***** Data listing *****

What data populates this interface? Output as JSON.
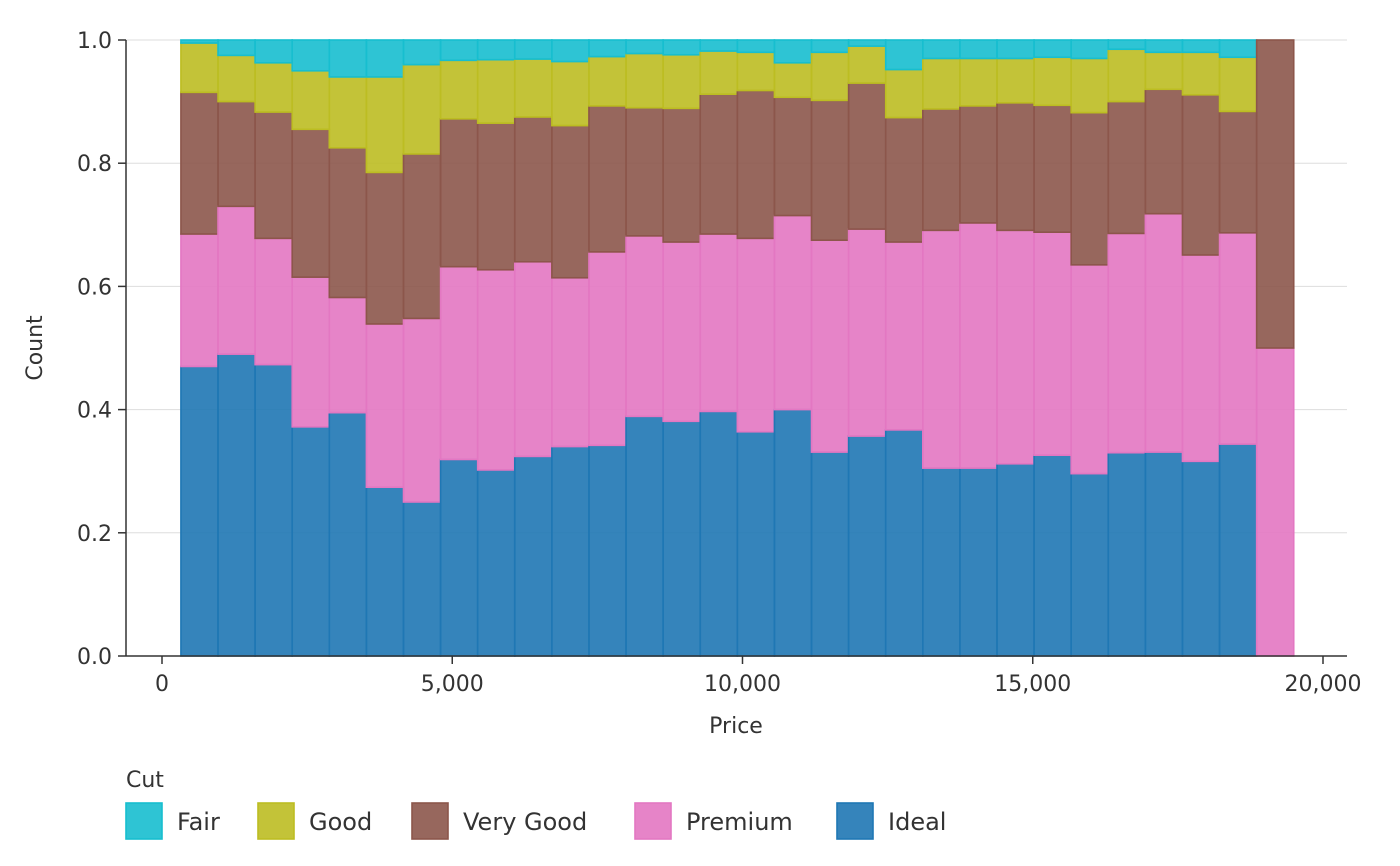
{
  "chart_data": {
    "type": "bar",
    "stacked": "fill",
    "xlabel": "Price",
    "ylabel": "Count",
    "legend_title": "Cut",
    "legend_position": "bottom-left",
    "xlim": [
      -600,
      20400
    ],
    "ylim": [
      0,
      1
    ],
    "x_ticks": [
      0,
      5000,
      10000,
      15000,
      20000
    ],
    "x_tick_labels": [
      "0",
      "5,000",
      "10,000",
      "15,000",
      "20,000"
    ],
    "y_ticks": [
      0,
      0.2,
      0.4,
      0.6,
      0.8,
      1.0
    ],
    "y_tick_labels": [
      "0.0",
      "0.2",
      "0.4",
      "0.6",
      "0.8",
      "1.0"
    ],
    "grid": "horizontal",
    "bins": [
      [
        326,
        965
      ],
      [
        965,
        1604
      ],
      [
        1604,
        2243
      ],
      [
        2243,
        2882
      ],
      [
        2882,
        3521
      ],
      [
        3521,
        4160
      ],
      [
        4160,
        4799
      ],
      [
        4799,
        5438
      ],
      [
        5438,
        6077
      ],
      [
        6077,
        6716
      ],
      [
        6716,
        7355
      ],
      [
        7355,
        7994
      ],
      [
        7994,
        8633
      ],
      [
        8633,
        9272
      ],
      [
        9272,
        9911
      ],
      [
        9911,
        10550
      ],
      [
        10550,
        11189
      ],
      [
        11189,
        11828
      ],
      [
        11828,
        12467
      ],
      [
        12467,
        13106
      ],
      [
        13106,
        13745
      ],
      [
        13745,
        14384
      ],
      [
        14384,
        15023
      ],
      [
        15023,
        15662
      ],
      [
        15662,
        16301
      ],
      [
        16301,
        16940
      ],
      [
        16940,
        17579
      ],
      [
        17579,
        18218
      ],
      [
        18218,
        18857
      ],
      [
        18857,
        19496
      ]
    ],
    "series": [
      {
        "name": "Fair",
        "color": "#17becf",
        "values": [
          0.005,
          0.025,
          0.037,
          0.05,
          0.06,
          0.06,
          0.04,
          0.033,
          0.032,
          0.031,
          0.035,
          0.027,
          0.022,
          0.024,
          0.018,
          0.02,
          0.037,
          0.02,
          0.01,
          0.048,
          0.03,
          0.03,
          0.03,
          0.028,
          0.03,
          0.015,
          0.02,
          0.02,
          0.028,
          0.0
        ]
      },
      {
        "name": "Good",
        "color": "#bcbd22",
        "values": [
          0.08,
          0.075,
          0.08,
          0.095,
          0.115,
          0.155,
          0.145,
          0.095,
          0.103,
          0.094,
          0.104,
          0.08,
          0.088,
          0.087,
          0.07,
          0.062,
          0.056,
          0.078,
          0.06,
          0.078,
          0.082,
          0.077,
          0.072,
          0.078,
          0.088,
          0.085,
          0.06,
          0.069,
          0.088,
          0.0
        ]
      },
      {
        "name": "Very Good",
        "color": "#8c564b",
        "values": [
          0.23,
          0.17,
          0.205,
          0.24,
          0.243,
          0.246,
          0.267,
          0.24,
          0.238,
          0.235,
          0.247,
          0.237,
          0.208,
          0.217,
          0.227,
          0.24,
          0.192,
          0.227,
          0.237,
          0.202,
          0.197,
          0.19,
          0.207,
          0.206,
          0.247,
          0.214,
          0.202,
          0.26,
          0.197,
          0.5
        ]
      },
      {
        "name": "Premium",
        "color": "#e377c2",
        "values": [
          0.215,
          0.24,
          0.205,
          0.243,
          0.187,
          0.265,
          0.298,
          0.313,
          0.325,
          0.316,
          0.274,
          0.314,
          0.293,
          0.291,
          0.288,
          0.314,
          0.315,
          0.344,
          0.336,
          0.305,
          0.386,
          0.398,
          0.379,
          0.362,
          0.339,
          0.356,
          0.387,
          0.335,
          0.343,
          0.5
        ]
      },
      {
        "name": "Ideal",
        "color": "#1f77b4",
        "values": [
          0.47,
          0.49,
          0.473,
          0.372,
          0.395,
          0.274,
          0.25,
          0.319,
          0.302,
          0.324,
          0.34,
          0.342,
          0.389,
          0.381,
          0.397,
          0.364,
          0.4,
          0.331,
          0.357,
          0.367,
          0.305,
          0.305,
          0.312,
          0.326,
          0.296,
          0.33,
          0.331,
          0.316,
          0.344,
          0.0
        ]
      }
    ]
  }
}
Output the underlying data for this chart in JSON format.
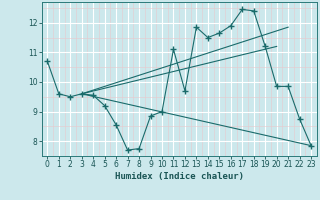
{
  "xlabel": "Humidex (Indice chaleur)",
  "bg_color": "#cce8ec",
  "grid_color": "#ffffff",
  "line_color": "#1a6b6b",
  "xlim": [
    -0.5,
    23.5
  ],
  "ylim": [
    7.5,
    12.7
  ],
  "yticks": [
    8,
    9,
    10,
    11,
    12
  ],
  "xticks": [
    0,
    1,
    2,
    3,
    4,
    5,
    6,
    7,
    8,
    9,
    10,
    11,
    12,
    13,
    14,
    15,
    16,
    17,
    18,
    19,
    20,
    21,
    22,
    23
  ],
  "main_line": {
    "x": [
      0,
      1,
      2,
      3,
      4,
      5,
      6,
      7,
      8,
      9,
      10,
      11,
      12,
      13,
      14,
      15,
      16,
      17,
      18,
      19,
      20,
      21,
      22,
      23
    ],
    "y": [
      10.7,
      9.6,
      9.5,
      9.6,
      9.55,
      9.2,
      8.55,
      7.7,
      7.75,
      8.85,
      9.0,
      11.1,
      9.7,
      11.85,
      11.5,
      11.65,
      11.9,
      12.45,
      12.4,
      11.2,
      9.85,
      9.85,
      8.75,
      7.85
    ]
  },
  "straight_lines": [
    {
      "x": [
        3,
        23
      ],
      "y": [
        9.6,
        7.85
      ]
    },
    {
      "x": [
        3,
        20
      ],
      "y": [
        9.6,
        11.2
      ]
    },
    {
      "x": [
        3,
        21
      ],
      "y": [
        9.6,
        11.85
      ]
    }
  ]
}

*****

What you have to do: Exclude all images and restate the records above word for word.

Exercise response:
What data populates this interface? Output as JSON.
{
  "chart_data": {
    "type": "bar",
    "stacked": "fill",
    "xlabel": "Price",
    "ylabel": "Count",
    "legend_title": "Cut",
    "legend_position": "bottom-left",
    "xlim": [
      -600,
      20400
    ],
    "ylim": [
      0,
      1
    ],
    "x_ticks": [
      0,
      5000,
      10000,
      15000,
      20000
    ],
    "x_tick_labels": [
      "0",
      "5,000",
      "10,000",
      "15,000",
      "20,000"
    ],
    "y_ticks": [
      0,
      0.2,
      0.4,
      0.6,
      0.8,
      1.0
    ],
    "y_tick_labels": [
      "0.0",
      "0.2",
      "0.4",
      "0.6",
      "0.8",
      "1.0"
    ],
    "grid": "horizontal",
    "bins": [
      [
        326,
        965
      ],
      [
        965,
        1604
      ],
      [
        1604,
        2243
      ],
      [
        2243,
        2882
      ],
      [
        2882,
        3521
      ],
      [
        3521,
        4160
      ],
      [
        4160,
        4799
      ],
      [
        4799,
        5438
      ],
      [
        5438,
        6077
      ],
      [
        6077,
        6716
      ],
      [
        6716,
        7355
      ],
      [
        7355,
        7994
      ],
      [
        7994,
        8633
      ],
      [
        8633,
        9272
      ],
      [
        9272,
        9911
      ],
      [
        9911,
        10550
      ],
      [
        10550,
        11189
      ],
      [
        11189,
        11828
      ],
      [
        11828,
        12467
      ],
      [
        12467,
        13106
      ],
      [
        13106,
        13745
      ],
      [
        13745,
        14384
      ],
      [
        14384,
        15023
      ],
      [
        15023,
        15662
      ],
      [
        15662,
        16301
      ],
      [
        16301,
        16940
      ],
      [
        16940,
        17579
      ],
      [
        17579,
        18218
      ],
      [
        18218,
        18857
      ],
      [
        18857,
        19496
      ]
    ],
    "series": [
      {
        "name": "Fair",
        "color": "#17becf",
        "values": [
          0.005,
          0.025,
          0.037,
          0.05,
          0.06,
          0.06,
          0.04,
          0.033,
          0.032,
          0.031,
          0.035,
          0.027,
          0.022,
          0.024,
          0.018,
          0.02,
          0.037,
          0.02,
          0.01,
          0.048,
          0.03,
          0.03,
          0.03,
          0.028,
          0.03,
          0.015,
          0.02,
          0.02,
          0.028,
          0.0
        ]
      },
      {
        "name": "Good",
        "color": "#bcbd22",
        "values": [
          0.08,
          0.075,
          0.08,
          0.095,
          0.115,
          0.155,
          0.145,
          0.095,
          0.103,
          0.094,
          0.104,
          0.08,
          0.088,
          0.087,
          0.07,
          0.062,
          0.056,
          0.078,
          0.06,
          0.078,
          0.082,
          0.077,
          0.072,
          0.078,
          0.088,
          0.085,
          0.06,
          0.069,
          0.088,
          0.0
        ]
      },
      {
        "name": "Very Good",
        "color": "#8c564b",
        "values": [
          0.23,
          0.17,
          0.205,
          0.24,
          0.243,
          0.246,
          0.267,
          0.24,
          0.238,
          0.235,
          0.247,
          0.237,
          0.208,
          0.217,
          0.227,
          0.24,
          0.192,
          0.227,
          0.237,
          0.202,
          0.197,
          0.19,
          0.207,
          0.206,
          0.247,
          0.214,
          0.202,
          0.26,
          0.197,
          0.5
        ]
      },
      {
        "name": "Premium",
        "color": "#e377c2",
        "values": [
          0.215,
          0.24,
          0.205,
          0.243,
          0.187,
          0.265,
          0.298,
          0.313,
          0.325,
          0.316,
          0.274,
          0.314,
          0.293,
          0.291,
          0.288,
          0.314,
          0.315,
          0.344,
          0.336,
          0.305,
          0.386,
          0.398,
          0.379,
          0.362,
          0.339,
          0.356,
          0.387,
          0.335,
          0.343,
          0.5
        ]
      },
      {
        "name": "Ideal",
        "color": "#1f77b4",
        "values": [
          0.47,
          0.49,
          0.473,
          0.372,
          0.395,
          0.274,
          0.25,
          0.319,
          0.302,
          0.324,
          0.34,
          0.342,
          0.389,
          0.381,
          0.397,
          0.364,
          0.4,
          0.331,
          0.357,
          0.367,
          0.305,
          0.305,
          0.312,
          0.326,
          0.296,
          0.33,
          0.331,
          0.316,
          0.344,
          0.0
        ]
      }
    ]
  }
}
Output the underlying data for this chart in JSON format.
{
  "xlabel": "Humidex (Indice chaleur)",
  "bg_color": "#cce8ec",
  "grid_color": "#ffffff",
  "line_color": "#1a6b6b",
  "xlim": [
    -0.5,
    23.5
  ],
  "ylim": [
    7.5,
    12.7
  ],
  "yticks": [
    8,
    9,
    10,
    11,
    12
  ],
  "xticks": [
    0,
    1,
    2,
    3,
    4,
    5,
    6,
    7,
    8,
    9,
    10,
    11,
    12,
    13,
    14,
    15,
    16,
    17,
    18,
    19,
    20,
    21,
    22,
    23
  ],
  "main_line": {
    "x": [
      0,
      1,
      2,
      3,
      4,
      5,
      6,
      7,
      8,
      9,
      10,
      11,
      12,
      13,
      14,
      15,
      16,
      17,
      18,
      19,
      20,
      21,
      22,
      23
    ],
    "y": [
      10.7,
      9.6,
      9.5,
      9.6,
      9.55,
      9.2,
      8.55,
      7.7,
      7.75,
      8.85,
      9.0,
      11.1,
      9.7,
      11.85,
      11.5,
      11.65,
      11.9,
      12.45,
      12.4,
      11.2,
      9.85,
      9.85,
      8.75,
      7.85
    ]
  },
  "straight_lines": [
    {
      "x": [
        3,
        23
      ],
      "y": [
        9.6,
        7.85
      ]
    },
    {
      "x": [
        3,
        20
      ],
      "y": [
        9.6,
        11.2
      ]
    },
    {
      "x": [
        3,
        21
      ],
      "y": [
        9.6,
        11.85
      ]
    }
  ]
}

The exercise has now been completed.